__Exercise goal__.
Pull each line containing "Overbought" out of the data and copy it.

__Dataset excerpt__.
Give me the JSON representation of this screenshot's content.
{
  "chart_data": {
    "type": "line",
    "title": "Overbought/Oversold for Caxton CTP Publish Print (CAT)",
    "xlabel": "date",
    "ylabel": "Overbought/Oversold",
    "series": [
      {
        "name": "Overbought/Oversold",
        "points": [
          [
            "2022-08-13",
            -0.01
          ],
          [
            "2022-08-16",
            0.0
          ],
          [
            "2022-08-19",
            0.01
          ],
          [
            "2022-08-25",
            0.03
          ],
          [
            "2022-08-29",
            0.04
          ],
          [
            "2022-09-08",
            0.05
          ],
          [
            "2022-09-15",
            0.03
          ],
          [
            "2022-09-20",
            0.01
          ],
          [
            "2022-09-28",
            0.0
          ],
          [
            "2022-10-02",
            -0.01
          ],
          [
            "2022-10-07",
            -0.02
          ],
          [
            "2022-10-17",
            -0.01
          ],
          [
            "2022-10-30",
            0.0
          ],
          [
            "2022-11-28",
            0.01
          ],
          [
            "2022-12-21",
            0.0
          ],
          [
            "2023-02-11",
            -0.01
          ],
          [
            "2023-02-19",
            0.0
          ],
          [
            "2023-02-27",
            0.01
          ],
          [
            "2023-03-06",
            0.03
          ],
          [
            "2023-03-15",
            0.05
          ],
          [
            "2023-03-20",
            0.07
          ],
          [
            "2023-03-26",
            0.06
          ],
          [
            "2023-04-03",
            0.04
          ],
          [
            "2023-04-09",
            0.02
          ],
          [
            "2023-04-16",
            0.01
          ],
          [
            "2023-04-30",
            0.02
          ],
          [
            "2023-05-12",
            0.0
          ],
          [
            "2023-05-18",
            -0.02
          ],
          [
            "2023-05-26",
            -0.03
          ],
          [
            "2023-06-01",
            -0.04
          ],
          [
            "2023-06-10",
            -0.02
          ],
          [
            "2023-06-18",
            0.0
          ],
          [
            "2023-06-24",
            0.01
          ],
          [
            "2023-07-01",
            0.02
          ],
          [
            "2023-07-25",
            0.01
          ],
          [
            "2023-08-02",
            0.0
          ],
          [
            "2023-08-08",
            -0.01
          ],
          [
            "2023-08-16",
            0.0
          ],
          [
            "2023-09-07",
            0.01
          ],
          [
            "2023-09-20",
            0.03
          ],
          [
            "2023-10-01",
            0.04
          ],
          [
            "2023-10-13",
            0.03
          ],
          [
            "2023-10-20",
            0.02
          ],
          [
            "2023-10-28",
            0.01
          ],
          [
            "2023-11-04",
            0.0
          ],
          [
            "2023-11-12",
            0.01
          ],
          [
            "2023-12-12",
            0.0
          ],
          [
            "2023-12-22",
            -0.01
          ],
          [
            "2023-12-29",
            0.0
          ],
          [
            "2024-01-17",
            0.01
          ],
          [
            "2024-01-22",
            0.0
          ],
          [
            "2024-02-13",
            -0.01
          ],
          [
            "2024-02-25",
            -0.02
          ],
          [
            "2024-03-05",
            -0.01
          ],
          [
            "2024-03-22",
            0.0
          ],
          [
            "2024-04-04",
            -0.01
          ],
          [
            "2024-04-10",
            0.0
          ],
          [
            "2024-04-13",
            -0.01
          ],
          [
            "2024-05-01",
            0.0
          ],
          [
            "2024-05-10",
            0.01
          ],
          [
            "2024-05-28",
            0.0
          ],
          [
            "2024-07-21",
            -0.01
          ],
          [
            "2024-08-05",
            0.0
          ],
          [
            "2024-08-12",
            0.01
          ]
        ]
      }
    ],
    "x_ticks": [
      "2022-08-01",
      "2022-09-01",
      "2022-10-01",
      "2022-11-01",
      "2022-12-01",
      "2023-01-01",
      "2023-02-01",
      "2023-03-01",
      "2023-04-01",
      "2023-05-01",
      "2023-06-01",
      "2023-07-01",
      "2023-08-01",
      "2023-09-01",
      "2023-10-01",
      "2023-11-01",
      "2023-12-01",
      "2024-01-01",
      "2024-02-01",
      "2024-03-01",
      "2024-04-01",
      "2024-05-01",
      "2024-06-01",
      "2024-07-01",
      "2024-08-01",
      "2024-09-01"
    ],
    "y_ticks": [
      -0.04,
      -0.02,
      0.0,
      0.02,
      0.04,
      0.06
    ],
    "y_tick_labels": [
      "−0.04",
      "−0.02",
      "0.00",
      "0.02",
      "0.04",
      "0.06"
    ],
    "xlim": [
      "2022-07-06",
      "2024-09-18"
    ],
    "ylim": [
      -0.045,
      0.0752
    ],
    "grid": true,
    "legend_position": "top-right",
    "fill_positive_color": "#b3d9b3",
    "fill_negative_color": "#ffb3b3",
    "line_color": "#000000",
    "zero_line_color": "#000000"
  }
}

__Exercise response__.
    "title": "Overbought/Oversold for Caxton CTP Publish Print (CAT)",
    "ylabel": "Overbought/Oversold",
        "name": "Overbought/Oversold",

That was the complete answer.